[Items from a dataset]
>>>

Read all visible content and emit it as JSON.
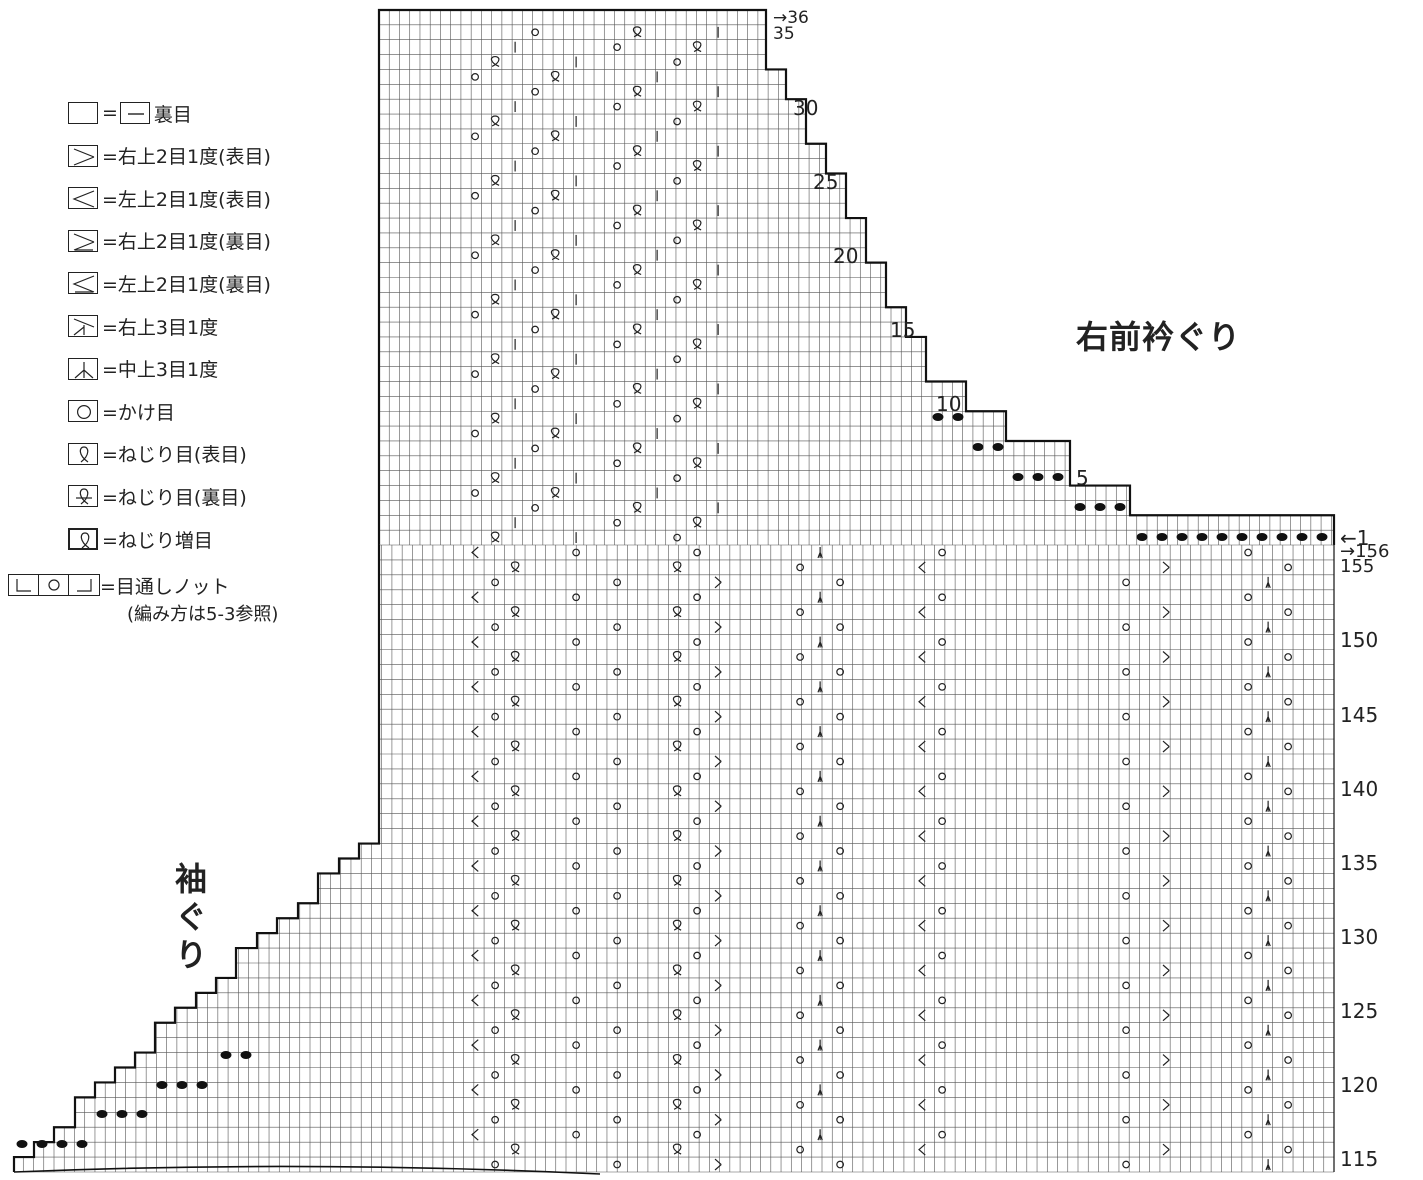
{
  "legend": [
    {
      "symbol": "purl",
      "text": "=",
      "text2": "裏目"
    },
    {
      "symbol": "k2tog-right",
      "text": "=右上2目1度(表目)"
    },
    {
      "symbol": "k2tog-left",
      "text": "=左上2目1度(表目)"
    },
    {
      "symbol": "p2tog-right",
      "text": "=右上2目1度(裏目)"
    },
    {
      "symbol": "p2tog-left",
      "text": "=左上2目1度(裏目)"
    },
    {
      "symbol": "k3tog-right",
      "text": "=右上3目1度"
    },
    {
      "symbol": "k3tog-center",
      "text": "=中上3目1度"
    },
    {
      "symbol": "yarn-over",
      "text": "=かけ目"
    },
    {
      "symbol": "twisted-knit",
      "text": "=ねじり目(表目)"
    },
    {
      "symbol": "twisted-purl",
      "text": "=ねじり目(裏目)"
    },
    {
      "symbol": "twisted-increase",
      "text": "=ねじり増目"
    }
  ],
  "knot": {
    "text": "=目通しノット",
    "note": "(編み方は5-3参照)"
  },
  "labels": {
    "right_neck": "右前衿ぐり",
    "left_armhole": "袖ぐり"
  },
  "row_labels_top": [
    {
      "text": "→36",
      "row": "36"
    },
    {
      "text": "35",
      "row": "35"
    },
    {
      "text": "30",
      "row": "30"
    },
    {
      "text": "25",
      "row": "25"
    },
    {
      "text": "20",
      "row": "20"
    },
    {
      "text": "15",
      "row": "15"
    },
    {
      "text": "10",
      "row": "10"
    },
    {
      "text": "5",
      "row": "5"
    },
    {
      "text": "←1",
      "row": "1"
    }
  ],
  "row_labels_bottom": [
    "→156",
    "155",
    "150",
    "145",
    "140",
    "135",
    "130",
    "125",
    "120",
    "115"
  ]
}
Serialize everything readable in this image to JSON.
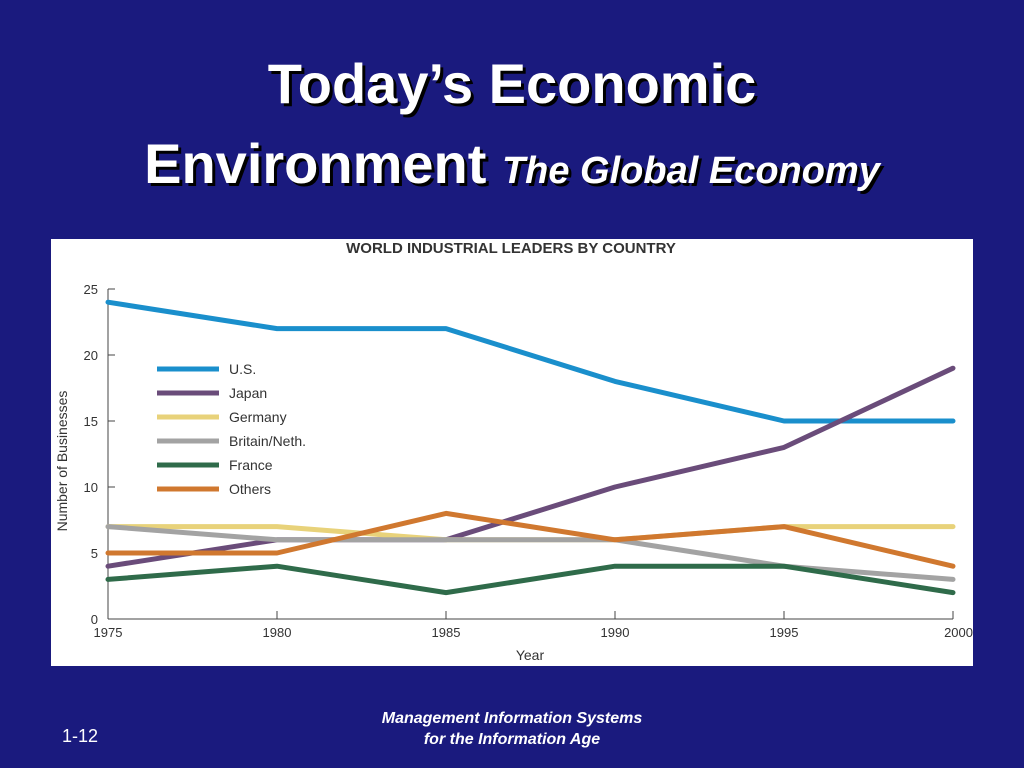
{
  "slide": {
    "title_line1": "Today’s Economic",
    "title_line2": "Environment",
    "subtitle": "The Global Economy",
    "footer_line1": "Management Information Systems",
    "footer_line2": "for the Information Age",
    "slide_number": "1-12",
    "background_color": "#1a1a7e"
  },
  "chart_data": {
    "type": "line",
    "title": "WORLD INDUSTRIAL LEADERS BY COUNTRY",
    "xlabel": "Year",
    "ylabel": "Number of Businesses",
    "x": [
      1975,
      1980,
      1985,
      1990,
      1995,
      2000
    ],
    "xlim": [
      1975,
      2000
    ],
    "ylim": [
      0,
      25
    ],
    "xticks": [
      "1975",
      "1980",
      "1985",
      "1990",
      "1995",
      "2000"
    ],
    "yticks": [
      "0",
      "5",
      "10",
      "15",
      "20",
      "25"
    ],
    "grid": false,
    "legend_position": "upper-left",
    "series": [
      {
        "name": "U.S.",
        "color": "#1a8fcc",
        "values": [
          24,
          22,
          22,
          18,
          15,
          15
        ]
      },
      {
        "name": "Japan",
        "color": "#6a4c7a",
        "values": [
          4,
          6,
          6,
          10,
          13,
          19
        ]
      },
      {
        "name": "Germany",
        "color": "#e8d27a",
        "values": [
          7,
          7,
          6,
          6,
          7,
          7
        ]
      },
      {
        "name": "Britain/Neth.",
        "color": "#a3a3a3",
        "values": [
          7,
          6,
          6,
          6,
          4,
          3
        ]
      },
      {
        "name": "France",
        "color": "#2f6b4a",
        "values": [
          3,
          4,
          2,
          4,
          4,
          2
        ]
      },
      {
        "name": "Others",
        "color": "#d0782f",
        "values": [
          5,
          5,
          8,
          6,
          7,
          4
        ]
      }
    ]
  }
}
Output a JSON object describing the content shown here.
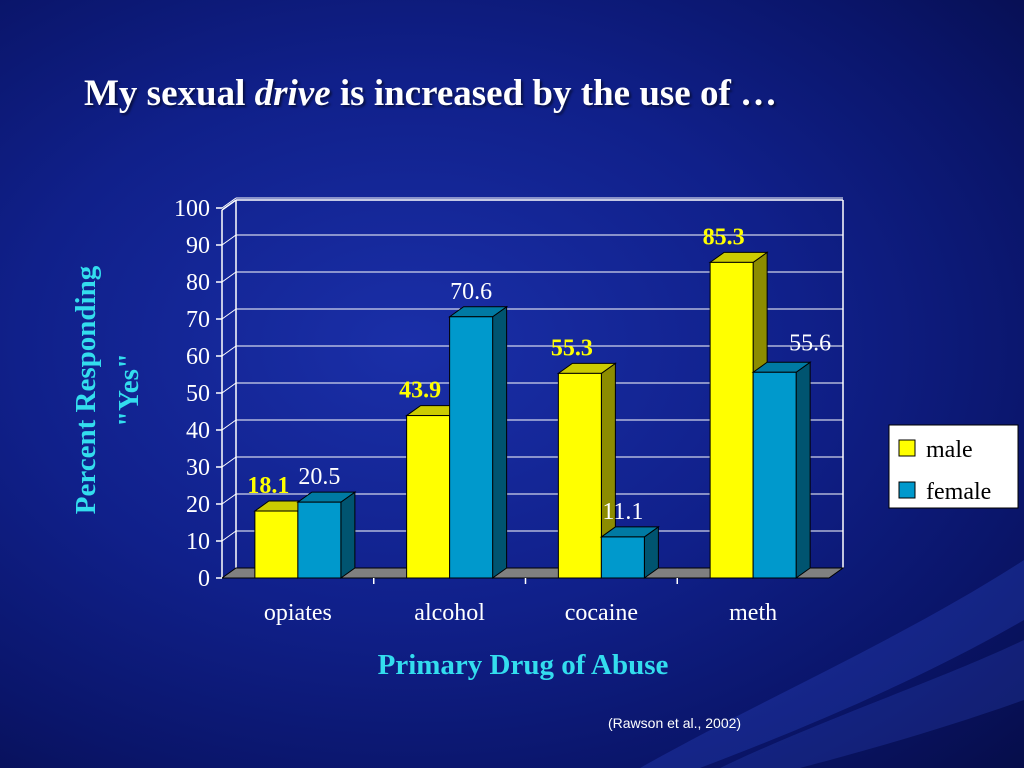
{
  "slide": {
    "title_part1": "My sexual",
    "title_emphasis": "drive",
    "title_part2": "is increased by the use of …",
    "citation": "(Rawson et al., 2002)"
  },
  "colors": {
    "male": "#ffff00",
    "female": "#0099cc",
    "axis_label": "#33ddee",
    "text": "#ffffff",
    "gridline": "#ffffff"
  },
  "chart_data": {
    "type": "bar",
    "style": "3d-clustered",
    "categories": [
      "opiates",
      "alcohol",
      "cocaine",
      "meth"
    ],
    "series": [
      {
        "name": "male",
        "values": [
          18.1,
          43.9,
          55.3,
          85.3
        ]
      },
      {
        "name": "female",
        "values": [
          20.5,
          70.6,
          11.1,
          55.6
        ]
      }
    ],
    "data_labels": {
      "male": [
        "18.1",
        "43.9",
        "55.3",
        "85.3"
      ],
      "female": [
        "20.5",
        "70.6",
        "11.1",
        "55.6"
      ]
    },
    "ylabel_line1": "Percent Responding",
    "ylabel_line2": "\"Yes\"",
    "xlabel": "Primary Drug of Abuse",
    "ylim": [
      0,
      100
    ],
    "yticks": [
      0,
      10,
      20,
      30,
      40,
      50,
      60,
      70,
      80,
      90,
      100
    ],
    "grid": true,
    "legend_position": "right"
  }
}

<<<

== WRITTEN PROBLEM ==
Keep the pictures out of the copy and return the rest of the data above exactly.

== COMPLETE ANSWER ==
Read all visible content and emit it as JSON.
{
  "legend": [
    {
      "symbol": "purl",
      "text": "=",
      "text2": "裏目"
    },
    {
      "symbol": "k2tog-right",
      "text": "=右上2目1度(表目)"
    },
    {
      "symbol": "k2tog-left",
      "text": "=左上2目1度(表目)"
    },
    {
      "symbol": "p2tog-right",
      "text": "=右上2目1度(裏目)"
    },
    {
      "symbol": "p2tog-left",
      "text": "=左上2目1度(裏目)"
    },
    {
      "symbol": "k3tog-right",
      "text": "=右上3目1度"
    },
    {
      "symbol": "k3tog-center",
      "text": "=中上3目1度"
    },
    {
      "symbol": "yarn-over",
      "text": "=かけ目"
    },
    {
      "symbol": "twisted-knit",
      "text": "=ねじり目(表目)"
    },
    {
      "symbol": "twisted-purl",
      "text": "=ねじり目(裏目)"
    },
    {
      "symbol": "twisted-increase",
      "text": "=ねじり増目"
    }
  ],
  "knot": {
    "text": "=目通しノット",
    "note": "(編み方は5-3参照)"
  },
  "labels": {
    "right_neck": "右前衿ぐり",
    "left_armhole": "袖ぐり"
  },
  "row_labels_top": [
    {
      "text": "→36",
      "row": "36"
    },
    {
      "text": "35",
      "row": "35"
    },
    {
      "text": "30",
      "row": "30"
    },
    {
      "text": "25",
      "row": "25"
    },
    {
      "text": "20",
      "row": "20"
    },
    {
      "text": "15",
      "row": "15"
    },
    {
      "text": "10",
      "row": "10"
    },
    {
      "text": "5",
      "row": "5"
    },
    {
      "text": "←1",
      "row": "1"
    }
  ],
  "row_labels_bottom": [
    "→156",
    "155",
    "150",
    "145",
    "140",
    "135",
    "130",
    "125",
    "120",
    "115"
  ]
}
Serialize everything readable in this image to JSON.
{
  "slide": {
    "title_line1": "Today’s Economic",
    "title_line2": "Environment",
    "subtitle": "The Global Economy",
    "footer_line1": "Management Information Systems",
    "footer_line2": "for the Information Age",
    "slide_number": "1-12",
    "background_color": "#1a1a7e"
  },
  "chart_data": {
    "type": "line",
    "title": "WORLD INDUSTRIAL LEADERS BY COUNTRY",
    "xlabel": "Year",
    "ylabel": "Number of Businesses",
    "x": [
      1975,
      1980,
      1985,
      1990,
      1995,
      2000
    ],
    "xlim": [
      1975,
      2000
    ],
    "ylim": [
      0,
      25
    ],
    "xticks": [
      "1975",
      "1980",
      "1985",
      "1990",
      "1995",
      "2000"
    ],
    "yticks": [
      "0",
      "5",
      "10",
      "15",
      "20",
      "25"
    ],
    "grid": false,
    "legend_position": "upper-left",
    "series": [
      {
        "name": "U.S.",
        "color": "#1a8fcc",
        "values": [
          24,
          22,
          22,
          18,
          15,
          15
        ]
      },
      {
        "name": "Japan",
        "color": "#6a4c7a",
        "values": [
          4,
          6,
          6,
          10,
          13,
          19
        ]
      },
      {
        "name": "Germany",
        "color": "#e8d27a",
        "values": [
          7,
          7,
          6,
          6,
          7,
          7
        ]
      },
      {
        "name": "Britain/Neth.",
        "color": "#a3a3a3",
        "values": [
          7,
          6,
          6,
          6,
          4,
          3
        ]
      },
      {
        "name": "France",
        "color": "#2f6b4a",
        "values": [
          3,
          4,
          2,
          4,
          4,
          2
        ]
      },
      {
        "name": "Others",
        "color": "#d0782f",
        "values": [
          5,
          5,
          8,
          6,
          7,
          4
        ]
      }
    ]
  }
}
Output a JSON object describing the content shown here.
{
  "slide": {
    "title_part1": "My sexual",
    "title_emphasis": "drive",
    "title_part2": "is increased by the use of …",
    "citation": "(Rawson et al., 2002)"
  },
  "colors": {
    "male": "#ffff00",
    "female": "#0099cc",
    "axis_label": "#33ddee",
    "text": "#ffffff",
    "gridline": "#ffffff"
  },
  "chart_data": {
    "type": "bar",
    "style": "3d-clustered",
    "categories": [
      "opiates",
      "alcohol",
      "cocaine",
      "meth"
    ],
    "series": [
      {
        "name": "male",
        "values": [
          18.1,
          43.9,
          55.3,
          85.3
        ]
      },
      {
        "name": "female",
        "values": [
          20.5,
          70.6,
          11.1,
          55.6
        ]
      }
    ],
    "data_labels": {
      "male": [
        "18.1",
        "43.9",
        "55.3",
        "85.3"
      ],
      "female": [
        "20.5",
        "70.6",
        "11.1",
        "55.6"
      ]
    },
    "ylabel_line1": "Percent Responding",
    "ylabel_line2": "\"Yes\"",
    "xlabel": "Primary Drug of Abuse",
    "ylim": [
      0,
      100
    ],
    "yticks": [
      0,
      10,
      20,
      30,
      40,
      50,
      60,
      70,
      80,
      90,
      100
    ],
    "grid": true,
    "legend_position": "right"
  }
}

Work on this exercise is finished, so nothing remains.